EXTRACTED MATERIAL:
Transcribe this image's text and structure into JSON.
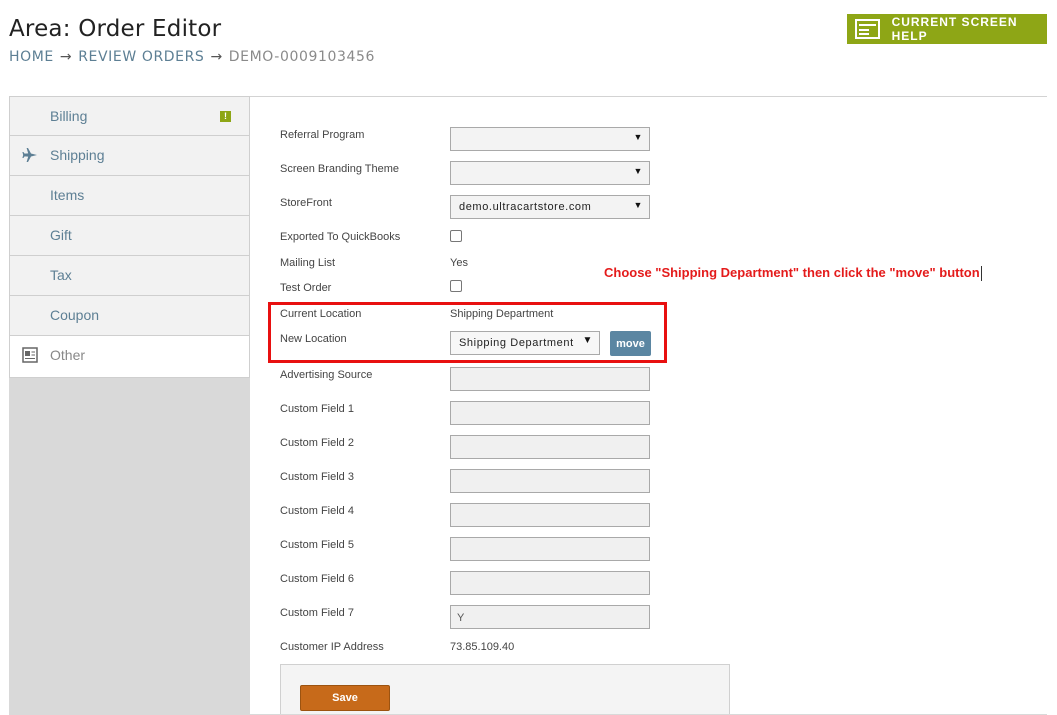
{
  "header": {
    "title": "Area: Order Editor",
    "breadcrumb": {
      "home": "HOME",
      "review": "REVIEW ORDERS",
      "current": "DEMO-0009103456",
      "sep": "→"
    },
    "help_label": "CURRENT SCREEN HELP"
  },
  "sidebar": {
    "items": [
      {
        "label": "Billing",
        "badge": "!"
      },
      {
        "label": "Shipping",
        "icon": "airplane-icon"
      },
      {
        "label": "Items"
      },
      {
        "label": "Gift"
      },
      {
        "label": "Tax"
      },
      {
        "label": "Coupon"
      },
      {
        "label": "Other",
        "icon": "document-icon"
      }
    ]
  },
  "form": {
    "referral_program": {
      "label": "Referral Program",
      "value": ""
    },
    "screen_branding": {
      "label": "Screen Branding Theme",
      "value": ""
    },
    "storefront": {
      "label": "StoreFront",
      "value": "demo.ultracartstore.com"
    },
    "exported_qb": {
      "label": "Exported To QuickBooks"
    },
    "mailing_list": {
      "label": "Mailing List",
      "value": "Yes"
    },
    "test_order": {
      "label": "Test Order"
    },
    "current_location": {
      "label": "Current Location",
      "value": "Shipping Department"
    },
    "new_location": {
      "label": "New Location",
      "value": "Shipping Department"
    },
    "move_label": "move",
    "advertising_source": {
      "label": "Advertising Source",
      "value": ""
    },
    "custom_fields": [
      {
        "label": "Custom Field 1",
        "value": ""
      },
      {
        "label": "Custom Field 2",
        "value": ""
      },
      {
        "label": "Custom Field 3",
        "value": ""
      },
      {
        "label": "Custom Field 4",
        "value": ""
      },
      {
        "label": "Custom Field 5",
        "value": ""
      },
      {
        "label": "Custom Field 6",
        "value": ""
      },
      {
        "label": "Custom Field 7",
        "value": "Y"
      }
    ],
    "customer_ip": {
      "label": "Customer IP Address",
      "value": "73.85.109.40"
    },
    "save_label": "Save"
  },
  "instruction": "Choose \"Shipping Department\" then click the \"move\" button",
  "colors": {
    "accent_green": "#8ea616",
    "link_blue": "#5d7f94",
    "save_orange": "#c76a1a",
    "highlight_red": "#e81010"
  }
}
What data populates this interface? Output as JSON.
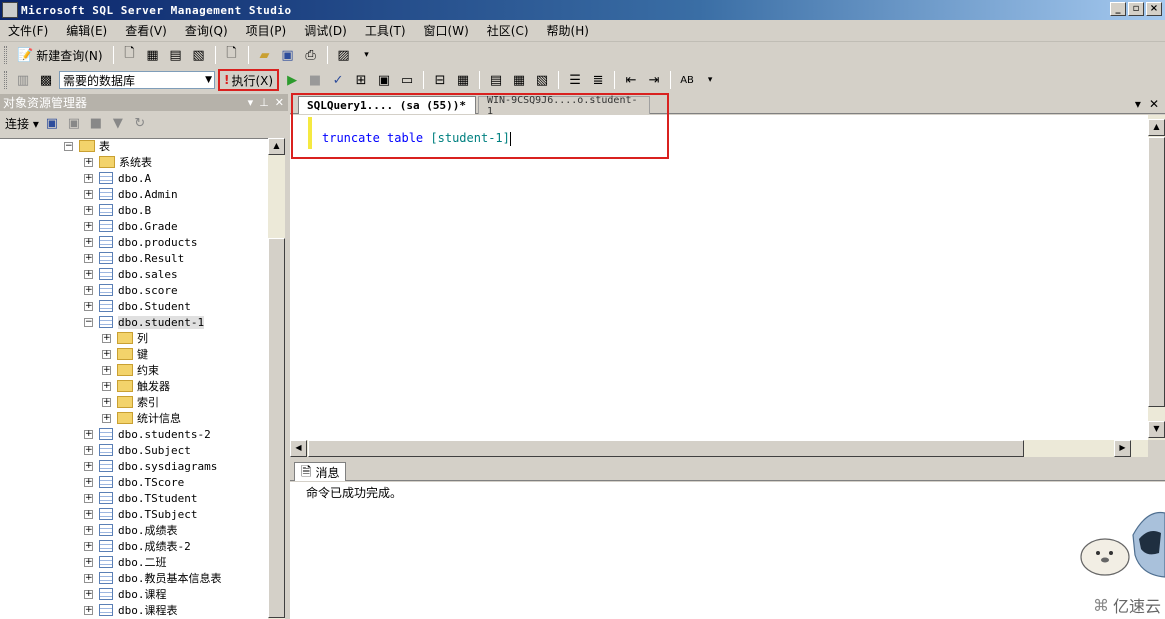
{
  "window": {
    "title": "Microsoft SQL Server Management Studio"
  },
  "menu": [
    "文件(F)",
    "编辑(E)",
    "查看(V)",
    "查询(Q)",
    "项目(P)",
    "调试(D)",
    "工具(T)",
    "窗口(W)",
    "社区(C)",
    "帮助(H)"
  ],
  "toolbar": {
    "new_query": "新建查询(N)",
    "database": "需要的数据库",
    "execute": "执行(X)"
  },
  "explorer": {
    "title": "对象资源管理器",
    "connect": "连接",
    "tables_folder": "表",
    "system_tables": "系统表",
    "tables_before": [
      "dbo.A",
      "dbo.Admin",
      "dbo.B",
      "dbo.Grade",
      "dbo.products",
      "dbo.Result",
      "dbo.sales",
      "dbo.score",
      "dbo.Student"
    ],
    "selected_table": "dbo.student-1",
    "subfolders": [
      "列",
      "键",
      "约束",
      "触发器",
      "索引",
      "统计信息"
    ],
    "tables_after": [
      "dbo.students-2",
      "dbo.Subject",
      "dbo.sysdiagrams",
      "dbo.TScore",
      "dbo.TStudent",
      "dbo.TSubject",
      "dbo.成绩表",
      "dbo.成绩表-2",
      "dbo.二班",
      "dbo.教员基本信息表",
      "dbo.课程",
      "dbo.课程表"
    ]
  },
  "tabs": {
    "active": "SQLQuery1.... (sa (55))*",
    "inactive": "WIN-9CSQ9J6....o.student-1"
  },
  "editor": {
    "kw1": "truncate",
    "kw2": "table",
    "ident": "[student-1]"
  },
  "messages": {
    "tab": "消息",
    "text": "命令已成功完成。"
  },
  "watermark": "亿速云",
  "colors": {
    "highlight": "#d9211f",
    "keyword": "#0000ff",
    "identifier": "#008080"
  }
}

* * *

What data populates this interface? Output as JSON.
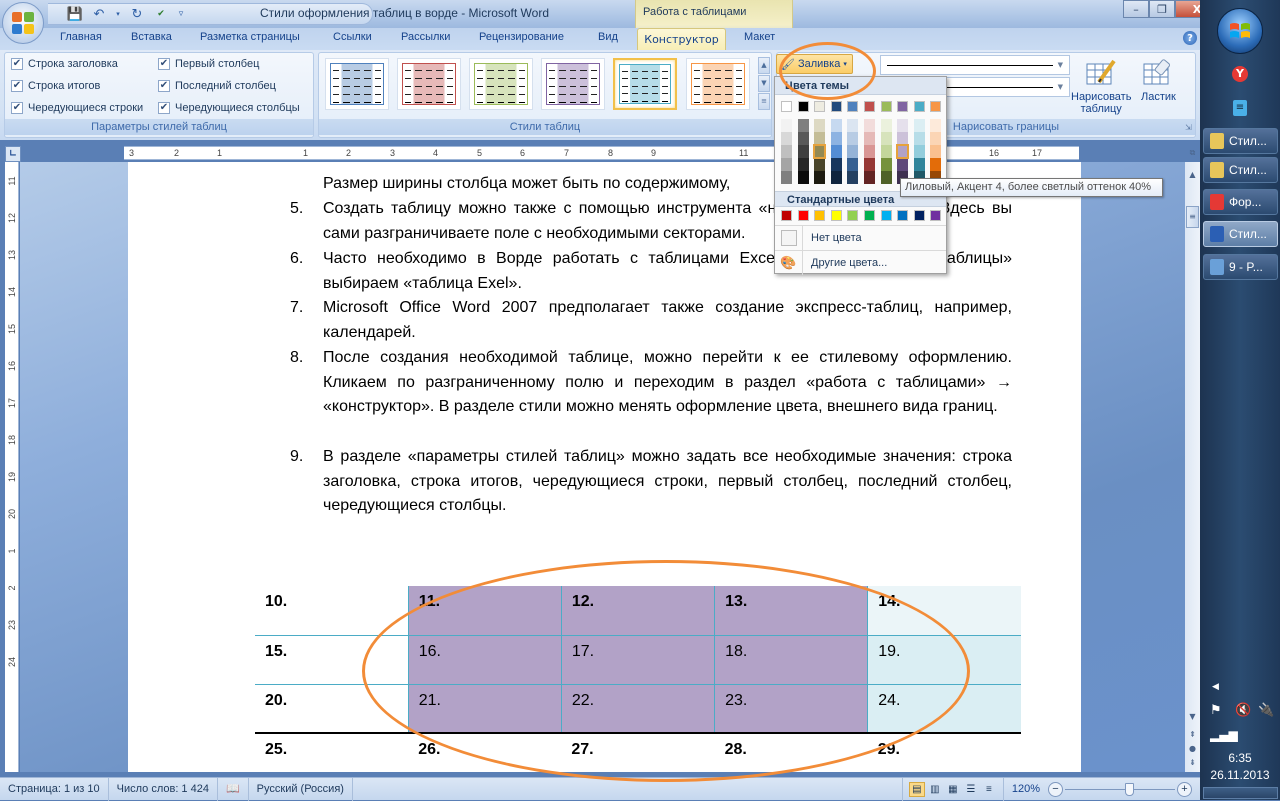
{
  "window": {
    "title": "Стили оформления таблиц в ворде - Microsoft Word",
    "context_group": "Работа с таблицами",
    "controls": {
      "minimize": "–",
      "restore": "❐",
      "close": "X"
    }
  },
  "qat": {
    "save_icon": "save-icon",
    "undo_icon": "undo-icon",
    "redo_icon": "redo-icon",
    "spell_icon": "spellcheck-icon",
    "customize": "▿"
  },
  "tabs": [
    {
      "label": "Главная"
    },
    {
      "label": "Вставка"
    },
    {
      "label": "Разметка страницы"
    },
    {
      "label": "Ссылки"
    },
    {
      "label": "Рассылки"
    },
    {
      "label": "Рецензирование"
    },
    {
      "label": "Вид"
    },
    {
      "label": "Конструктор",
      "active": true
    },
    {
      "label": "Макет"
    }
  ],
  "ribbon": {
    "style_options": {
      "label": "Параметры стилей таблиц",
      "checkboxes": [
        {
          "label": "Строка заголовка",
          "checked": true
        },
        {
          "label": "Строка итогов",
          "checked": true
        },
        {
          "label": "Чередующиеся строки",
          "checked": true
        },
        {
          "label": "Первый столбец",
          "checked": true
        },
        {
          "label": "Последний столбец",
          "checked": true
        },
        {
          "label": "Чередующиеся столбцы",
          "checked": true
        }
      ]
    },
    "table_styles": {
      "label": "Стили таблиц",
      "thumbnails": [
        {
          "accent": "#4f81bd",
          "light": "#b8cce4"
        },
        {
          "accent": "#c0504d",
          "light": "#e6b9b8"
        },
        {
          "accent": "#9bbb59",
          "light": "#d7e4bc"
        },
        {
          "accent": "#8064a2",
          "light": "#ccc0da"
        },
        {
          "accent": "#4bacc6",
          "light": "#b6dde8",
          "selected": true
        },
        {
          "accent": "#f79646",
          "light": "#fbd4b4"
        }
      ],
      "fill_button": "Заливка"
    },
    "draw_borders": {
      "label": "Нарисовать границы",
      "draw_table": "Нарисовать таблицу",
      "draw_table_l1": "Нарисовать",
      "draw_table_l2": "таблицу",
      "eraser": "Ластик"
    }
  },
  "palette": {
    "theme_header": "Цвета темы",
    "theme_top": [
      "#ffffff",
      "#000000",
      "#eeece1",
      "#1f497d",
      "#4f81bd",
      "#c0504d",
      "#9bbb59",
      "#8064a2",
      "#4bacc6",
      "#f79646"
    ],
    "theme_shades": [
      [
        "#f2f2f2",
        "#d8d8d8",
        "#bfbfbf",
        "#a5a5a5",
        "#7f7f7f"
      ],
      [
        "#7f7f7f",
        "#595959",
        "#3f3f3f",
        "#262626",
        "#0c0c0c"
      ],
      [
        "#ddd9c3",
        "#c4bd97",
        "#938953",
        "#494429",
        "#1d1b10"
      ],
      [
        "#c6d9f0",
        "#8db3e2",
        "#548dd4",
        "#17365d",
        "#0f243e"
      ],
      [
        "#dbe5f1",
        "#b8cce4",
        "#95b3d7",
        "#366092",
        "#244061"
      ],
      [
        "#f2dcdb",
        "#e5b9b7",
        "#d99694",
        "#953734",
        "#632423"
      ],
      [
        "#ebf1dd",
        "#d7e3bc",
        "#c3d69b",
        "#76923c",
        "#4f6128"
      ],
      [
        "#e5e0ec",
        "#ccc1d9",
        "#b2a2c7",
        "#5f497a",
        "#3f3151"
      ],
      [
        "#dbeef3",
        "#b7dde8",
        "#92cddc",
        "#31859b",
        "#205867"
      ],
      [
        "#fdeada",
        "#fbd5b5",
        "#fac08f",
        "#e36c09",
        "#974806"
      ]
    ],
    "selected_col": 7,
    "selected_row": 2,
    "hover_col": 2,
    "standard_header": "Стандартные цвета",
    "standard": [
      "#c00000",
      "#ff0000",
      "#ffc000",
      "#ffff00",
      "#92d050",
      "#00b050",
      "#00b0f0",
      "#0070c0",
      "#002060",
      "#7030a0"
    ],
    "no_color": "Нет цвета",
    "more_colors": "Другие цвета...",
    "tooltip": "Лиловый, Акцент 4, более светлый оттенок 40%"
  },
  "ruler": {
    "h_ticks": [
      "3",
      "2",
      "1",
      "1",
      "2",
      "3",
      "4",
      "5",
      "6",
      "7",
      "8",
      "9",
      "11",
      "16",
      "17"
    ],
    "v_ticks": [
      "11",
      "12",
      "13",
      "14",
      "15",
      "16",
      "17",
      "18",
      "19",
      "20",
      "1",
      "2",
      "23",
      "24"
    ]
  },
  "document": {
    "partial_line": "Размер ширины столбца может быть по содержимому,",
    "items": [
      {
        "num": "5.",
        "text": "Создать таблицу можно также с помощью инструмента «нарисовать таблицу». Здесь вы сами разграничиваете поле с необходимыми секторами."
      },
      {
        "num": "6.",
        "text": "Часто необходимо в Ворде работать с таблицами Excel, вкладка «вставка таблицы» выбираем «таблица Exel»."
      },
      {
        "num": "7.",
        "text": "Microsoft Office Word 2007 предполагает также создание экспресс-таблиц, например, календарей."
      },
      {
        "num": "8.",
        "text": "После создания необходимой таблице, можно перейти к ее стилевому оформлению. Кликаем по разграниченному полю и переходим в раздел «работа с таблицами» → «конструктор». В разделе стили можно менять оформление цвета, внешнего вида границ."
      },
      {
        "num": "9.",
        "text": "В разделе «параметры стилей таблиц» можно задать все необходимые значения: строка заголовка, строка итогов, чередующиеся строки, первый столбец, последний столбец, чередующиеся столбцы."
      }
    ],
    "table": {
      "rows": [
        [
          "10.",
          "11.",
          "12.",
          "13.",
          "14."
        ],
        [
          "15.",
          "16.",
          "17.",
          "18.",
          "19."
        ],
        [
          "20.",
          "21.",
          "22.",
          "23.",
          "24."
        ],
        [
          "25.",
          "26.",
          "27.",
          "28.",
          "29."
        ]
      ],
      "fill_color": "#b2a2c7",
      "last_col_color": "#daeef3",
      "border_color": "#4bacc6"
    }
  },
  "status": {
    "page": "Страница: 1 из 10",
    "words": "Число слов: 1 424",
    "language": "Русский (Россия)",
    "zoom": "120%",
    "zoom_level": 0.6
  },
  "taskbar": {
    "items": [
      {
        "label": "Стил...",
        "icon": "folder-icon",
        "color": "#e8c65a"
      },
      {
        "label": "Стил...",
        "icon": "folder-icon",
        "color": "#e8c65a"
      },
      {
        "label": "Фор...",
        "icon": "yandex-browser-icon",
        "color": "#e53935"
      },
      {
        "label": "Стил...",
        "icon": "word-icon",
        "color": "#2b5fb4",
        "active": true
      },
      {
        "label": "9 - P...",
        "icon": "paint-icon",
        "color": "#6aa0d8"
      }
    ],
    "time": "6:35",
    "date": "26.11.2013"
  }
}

--

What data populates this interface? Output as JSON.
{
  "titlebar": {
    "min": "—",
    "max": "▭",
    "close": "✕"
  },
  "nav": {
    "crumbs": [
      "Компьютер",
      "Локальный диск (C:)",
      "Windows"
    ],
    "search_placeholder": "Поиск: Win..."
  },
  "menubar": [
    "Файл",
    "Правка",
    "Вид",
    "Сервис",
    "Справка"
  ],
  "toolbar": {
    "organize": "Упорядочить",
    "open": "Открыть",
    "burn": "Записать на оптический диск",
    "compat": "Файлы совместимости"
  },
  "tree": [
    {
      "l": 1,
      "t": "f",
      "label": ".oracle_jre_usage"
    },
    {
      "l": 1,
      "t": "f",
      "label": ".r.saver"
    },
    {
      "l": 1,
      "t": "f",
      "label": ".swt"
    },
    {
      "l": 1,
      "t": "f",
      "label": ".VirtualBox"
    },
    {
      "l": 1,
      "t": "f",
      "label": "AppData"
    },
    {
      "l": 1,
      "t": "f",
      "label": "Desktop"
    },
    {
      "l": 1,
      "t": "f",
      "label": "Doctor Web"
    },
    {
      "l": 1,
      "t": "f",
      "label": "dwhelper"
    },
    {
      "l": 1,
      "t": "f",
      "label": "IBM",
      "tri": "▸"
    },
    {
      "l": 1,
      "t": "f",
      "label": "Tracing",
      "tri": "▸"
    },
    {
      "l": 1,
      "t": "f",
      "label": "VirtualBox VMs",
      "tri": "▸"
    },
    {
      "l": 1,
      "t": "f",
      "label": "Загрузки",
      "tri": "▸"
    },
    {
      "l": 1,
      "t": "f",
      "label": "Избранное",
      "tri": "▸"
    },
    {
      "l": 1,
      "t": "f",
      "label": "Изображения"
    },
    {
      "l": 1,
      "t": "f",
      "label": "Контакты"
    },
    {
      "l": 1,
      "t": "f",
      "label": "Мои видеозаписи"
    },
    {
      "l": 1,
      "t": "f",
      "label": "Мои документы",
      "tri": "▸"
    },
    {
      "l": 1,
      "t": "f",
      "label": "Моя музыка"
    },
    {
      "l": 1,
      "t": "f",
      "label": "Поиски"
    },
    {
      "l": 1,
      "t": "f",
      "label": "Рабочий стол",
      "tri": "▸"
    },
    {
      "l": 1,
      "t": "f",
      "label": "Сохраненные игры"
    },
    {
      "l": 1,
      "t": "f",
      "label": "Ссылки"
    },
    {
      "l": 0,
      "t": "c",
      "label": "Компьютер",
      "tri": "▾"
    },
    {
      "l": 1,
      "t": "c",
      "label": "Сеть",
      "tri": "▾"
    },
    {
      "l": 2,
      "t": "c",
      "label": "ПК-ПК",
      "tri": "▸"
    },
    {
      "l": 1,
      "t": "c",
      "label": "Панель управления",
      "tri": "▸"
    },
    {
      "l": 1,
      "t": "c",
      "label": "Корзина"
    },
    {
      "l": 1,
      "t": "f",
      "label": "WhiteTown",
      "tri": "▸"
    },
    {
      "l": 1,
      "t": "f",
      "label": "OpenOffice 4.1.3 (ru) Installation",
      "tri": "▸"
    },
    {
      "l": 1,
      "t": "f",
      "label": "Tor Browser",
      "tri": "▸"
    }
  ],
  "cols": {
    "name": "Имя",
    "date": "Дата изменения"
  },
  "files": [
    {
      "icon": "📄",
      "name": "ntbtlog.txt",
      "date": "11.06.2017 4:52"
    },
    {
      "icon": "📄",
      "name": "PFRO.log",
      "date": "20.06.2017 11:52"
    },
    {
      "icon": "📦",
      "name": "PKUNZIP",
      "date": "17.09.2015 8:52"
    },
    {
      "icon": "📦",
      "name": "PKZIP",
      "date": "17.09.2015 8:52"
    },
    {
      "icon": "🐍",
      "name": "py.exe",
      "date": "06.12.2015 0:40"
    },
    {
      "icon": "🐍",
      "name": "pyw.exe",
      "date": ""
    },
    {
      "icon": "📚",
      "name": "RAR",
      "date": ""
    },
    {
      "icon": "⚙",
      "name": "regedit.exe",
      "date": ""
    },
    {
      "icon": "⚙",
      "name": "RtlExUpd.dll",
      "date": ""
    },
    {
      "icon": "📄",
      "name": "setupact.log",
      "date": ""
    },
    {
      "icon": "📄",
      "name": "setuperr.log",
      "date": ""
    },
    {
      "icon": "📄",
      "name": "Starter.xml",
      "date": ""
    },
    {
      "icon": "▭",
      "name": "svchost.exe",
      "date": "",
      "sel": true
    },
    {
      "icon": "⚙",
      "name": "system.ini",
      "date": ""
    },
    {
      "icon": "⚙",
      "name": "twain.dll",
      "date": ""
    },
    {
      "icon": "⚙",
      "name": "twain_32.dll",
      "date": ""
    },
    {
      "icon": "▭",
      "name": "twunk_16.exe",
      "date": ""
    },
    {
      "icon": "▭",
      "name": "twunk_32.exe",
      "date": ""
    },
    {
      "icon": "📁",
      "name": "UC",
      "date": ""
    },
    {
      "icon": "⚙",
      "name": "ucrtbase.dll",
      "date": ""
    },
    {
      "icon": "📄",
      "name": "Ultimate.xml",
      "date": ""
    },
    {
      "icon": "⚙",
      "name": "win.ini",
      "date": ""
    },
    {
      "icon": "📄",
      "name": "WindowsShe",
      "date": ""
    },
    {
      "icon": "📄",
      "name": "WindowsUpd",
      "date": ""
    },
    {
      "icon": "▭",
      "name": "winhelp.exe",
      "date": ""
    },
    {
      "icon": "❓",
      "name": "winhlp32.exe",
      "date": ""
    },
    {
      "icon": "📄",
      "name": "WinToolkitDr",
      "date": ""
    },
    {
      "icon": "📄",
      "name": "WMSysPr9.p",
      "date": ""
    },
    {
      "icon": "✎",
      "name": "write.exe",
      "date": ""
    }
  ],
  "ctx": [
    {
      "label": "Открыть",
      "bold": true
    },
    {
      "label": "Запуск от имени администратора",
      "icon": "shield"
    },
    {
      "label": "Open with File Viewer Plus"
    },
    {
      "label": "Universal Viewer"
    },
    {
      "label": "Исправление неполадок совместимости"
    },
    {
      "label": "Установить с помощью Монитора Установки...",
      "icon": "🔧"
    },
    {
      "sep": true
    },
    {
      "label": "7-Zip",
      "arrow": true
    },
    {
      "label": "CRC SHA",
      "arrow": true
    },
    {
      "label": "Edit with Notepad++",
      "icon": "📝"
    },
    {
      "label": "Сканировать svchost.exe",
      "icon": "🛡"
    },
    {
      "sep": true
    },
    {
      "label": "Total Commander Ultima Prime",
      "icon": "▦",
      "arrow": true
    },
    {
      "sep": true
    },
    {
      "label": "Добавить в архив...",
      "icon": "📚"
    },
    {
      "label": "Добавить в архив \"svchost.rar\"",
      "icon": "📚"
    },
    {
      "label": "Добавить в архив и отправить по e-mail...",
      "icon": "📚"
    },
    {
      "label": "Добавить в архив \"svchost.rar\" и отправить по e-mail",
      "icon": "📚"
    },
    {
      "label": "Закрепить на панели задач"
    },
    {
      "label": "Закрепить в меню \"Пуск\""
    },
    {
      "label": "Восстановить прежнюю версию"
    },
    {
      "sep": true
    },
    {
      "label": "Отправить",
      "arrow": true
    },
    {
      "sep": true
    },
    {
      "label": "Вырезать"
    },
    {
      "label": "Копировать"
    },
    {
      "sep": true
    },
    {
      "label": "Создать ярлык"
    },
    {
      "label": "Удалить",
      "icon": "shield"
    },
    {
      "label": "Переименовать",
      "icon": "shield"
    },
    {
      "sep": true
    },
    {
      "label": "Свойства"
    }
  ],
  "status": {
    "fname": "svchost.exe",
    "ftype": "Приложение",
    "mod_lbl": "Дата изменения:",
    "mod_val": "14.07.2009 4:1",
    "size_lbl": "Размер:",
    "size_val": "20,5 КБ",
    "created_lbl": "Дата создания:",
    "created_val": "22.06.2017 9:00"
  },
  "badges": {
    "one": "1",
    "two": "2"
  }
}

TASK:
Go through the entries and return each line where the word "итогов" appears.

SOLUTION TO THE PROBLEM:
          "label": "Строка итогов",
        "text": "В разделе «параметры стилей таблиц» можно задать все необходимые значения: строка заголовка, строка итогов, чередующиеся строки, первый столбец, последний столбец, чередующиеся столбцы."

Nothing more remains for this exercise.